Aim: From the entries that follow, list every line in which the string "name" appears.

Given data:
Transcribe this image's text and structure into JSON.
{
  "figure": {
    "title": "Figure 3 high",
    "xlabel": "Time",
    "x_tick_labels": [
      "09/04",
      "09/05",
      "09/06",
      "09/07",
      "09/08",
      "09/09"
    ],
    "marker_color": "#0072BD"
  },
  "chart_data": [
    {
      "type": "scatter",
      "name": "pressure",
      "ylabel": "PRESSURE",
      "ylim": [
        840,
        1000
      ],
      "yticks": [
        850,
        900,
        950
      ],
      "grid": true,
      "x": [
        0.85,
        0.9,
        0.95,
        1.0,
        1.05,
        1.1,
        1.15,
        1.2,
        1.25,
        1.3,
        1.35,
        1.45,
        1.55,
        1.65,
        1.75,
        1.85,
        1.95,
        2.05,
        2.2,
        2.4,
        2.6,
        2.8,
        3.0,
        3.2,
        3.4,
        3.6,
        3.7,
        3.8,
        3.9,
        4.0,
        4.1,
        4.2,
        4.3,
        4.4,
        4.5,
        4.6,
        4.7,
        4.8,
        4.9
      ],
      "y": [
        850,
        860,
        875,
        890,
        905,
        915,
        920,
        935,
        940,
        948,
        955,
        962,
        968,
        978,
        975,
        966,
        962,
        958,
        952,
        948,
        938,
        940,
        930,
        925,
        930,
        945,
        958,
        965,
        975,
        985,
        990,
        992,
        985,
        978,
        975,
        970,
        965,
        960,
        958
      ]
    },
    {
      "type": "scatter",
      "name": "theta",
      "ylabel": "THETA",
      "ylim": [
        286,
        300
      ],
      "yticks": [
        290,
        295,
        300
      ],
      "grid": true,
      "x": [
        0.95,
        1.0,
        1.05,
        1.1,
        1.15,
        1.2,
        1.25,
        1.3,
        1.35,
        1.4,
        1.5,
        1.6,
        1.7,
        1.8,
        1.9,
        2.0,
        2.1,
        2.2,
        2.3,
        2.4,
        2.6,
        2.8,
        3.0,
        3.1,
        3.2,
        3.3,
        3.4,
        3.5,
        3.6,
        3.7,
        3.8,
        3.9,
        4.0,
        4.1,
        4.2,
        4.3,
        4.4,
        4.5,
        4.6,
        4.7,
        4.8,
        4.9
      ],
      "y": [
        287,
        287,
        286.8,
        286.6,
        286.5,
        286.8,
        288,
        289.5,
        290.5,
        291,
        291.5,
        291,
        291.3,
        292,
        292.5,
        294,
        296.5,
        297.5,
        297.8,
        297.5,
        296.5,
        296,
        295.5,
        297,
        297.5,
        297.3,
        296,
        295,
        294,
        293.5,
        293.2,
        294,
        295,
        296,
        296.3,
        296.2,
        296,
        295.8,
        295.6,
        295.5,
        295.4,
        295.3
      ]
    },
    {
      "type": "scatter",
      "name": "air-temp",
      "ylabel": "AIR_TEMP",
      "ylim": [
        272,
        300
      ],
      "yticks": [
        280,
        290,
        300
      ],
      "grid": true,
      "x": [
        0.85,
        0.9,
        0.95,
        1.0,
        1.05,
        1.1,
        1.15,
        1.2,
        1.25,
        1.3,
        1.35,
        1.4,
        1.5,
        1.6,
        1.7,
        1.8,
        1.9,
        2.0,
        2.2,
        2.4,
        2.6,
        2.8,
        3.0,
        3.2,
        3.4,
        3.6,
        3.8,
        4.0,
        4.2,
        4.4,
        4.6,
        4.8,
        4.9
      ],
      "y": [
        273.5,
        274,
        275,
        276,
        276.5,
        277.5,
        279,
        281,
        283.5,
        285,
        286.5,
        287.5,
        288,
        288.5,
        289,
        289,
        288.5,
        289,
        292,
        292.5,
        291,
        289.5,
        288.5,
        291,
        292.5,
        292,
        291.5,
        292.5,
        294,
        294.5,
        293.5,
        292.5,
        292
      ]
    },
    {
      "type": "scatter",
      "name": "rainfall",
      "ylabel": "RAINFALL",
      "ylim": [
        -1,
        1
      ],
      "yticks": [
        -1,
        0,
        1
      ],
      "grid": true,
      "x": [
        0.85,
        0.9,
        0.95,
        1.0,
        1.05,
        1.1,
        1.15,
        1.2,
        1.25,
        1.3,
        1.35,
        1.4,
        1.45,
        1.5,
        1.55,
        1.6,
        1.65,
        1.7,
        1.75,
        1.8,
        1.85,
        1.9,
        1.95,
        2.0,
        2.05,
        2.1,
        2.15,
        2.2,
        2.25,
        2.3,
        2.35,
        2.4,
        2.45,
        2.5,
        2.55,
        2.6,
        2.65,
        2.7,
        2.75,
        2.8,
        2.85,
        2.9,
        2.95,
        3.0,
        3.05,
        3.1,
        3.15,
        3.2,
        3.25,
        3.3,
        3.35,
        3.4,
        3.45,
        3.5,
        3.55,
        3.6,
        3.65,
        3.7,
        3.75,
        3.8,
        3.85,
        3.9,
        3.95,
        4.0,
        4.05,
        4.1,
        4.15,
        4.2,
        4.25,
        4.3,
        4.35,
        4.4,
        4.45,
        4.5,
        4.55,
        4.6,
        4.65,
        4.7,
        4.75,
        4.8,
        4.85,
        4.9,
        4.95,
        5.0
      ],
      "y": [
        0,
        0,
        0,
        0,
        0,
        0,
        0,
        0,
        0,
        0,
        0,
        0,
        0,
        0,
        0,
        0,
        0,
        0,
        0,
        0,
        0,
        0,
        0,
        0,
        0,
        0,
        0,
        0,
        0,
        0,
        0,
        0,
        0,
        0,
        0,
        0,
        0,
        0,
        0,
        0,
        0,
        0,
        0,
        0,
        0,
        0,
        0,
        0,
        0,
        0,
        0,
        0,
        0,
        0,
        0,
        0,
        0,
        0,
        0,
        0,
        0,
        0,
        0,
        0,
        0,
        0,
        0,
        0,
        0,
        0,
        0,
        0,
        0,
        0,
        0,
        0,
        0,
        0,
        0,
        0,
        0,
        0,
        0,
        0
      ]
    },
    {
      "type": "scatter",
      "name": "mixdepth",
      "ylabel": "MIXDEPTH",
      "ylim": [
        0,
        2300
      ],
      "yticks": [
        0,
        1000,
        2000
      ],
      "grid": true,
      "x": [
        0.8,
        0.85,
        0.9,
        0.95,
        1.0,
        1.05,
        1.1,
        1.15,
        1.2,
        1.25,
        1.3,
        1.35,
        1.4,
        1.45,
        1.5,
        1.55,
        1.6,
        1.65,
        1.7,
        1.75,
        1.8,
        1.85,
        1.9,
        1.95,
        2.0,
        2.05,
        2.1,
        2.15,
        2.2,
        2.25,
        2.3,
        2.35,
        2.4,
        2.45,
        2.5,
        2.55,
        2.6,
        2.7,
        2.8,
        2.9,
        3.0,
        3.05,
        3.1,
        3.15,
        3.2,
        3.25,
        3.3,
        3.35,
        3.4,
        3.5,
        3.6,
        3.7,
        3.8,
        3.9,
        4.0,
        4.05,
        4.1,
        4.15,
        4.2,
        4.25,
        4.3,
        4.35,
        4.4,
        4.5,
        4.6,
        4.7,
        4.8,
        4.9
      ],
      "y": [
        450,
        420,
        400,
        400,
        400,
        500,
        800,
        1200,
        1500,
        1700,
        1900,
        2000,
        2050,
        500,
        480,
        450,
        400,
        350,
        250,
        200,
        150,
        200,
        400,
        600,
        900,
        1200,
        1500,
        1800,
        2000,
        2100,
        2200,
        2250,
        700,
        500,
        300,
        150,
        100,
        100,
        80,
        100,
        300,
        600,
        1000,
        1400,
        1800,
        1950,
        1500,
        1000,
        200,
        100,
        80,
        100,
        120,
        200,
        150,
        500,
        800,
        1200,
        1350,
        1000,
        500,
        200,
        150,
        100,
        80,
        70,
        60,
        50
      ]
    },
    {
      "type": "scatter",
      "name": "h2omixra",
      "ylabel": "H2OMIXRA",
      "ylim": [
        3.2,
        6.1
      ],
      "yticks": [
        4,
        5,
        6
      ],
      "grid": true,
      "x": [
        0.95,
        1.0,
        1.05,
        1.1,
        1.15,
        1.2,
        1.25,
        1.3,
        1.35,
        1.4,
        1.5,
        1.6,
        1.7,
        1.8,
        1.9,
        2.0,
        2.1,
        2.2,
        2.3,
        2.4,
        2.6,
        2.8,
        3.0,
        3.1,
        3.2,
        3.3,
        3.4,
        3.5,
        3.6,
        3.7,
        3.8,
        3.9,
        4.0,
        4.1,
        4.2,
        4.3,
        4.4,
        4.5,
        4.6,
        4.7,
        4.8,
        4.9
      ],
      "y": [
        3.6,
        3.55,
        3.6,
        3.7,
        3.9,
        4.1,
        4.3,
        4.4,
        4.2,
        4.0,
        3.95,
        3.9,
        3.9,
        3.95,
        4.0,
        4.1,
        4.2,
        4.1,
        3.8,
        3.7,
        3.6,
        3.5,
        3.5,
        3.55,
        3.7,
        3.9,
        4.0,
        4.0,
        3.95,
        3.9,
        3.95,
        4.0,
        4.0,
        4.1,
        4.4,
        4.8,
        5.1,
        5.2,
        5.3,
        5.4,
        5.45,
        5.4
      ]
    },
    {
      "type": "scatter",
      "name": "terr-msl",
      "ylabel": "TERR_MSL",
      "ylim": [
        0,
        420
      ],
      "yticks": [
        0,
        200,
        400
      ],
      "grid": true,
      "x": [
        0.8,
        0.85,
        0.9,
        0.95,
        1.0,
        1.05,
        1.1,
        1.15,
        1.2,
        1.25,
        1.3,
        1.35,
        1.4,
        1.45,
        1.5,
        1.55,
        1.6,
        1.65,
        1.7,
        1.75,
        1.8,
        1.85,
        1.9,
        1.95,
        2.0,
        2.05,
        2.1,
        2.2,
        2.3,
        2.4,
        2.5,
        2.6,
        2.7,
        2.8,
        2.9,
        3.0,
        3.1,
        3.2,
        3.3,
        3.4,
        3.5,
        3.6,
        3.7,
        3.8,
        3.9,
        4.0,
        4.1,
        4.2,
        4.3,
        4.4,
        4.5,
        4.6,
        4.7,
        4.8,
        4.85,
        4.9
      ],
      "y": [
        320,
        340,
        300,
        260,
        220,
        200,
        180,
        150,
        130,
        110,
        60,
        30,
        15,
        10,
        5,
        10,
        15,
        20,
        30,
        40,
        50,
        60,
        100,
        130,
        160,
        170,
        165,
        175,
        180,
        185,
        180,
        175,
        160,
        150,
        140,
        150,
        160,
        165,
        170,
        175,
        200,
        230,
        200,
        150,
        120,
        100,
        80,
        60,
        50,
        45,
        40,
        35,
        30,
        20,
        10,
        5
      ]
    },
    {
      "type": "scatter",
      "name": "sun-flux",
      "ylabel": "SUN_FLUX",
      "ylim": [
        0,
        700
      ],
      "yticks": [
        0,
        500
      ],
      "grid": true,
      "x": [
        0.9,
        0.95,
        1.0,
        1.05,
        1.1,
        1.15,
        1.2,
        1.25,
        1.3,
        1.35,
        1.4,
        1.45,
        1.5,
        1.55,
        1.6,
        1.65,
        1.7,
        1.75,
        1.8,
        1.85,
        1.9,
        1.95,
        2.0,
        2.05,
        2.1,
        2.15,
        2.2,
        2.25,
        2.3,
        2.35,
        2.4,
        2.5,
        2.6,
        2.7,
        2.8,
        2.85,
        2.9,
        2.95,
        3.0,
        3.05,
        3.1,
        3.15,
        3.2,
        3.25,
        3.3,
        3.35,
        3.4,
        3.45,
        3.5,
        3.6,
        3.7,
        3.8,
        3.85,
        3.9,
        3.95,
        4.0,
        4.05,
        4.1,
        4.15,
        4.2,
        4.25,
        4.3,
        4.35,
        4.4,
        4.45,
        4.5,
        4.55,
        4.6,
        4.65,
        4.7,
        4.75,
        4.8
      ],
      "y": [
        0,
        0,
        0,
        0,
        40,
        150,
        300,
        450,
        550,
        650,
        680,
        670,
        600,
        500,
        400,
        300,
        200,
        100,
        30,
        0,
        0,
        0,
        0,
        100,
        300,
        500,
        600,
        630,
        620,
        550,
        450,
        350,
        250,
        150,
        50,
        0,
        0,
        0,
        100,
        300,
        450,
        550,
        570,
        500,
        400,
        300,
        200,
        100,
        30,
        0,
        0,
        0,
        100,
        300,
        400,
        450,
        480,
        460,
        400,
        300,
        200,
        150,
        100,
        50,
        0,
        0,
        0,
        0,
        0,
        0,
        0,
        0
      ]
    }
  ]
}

Finished answer:
      "name": "pressure",
      "name": "theta",
      "name": "air-temp",
      "name": "rainfall",
      "name": "mixdepth",
      "name": "h2omixra",
      "name": "terr-msl",
      "name": "sun-flux",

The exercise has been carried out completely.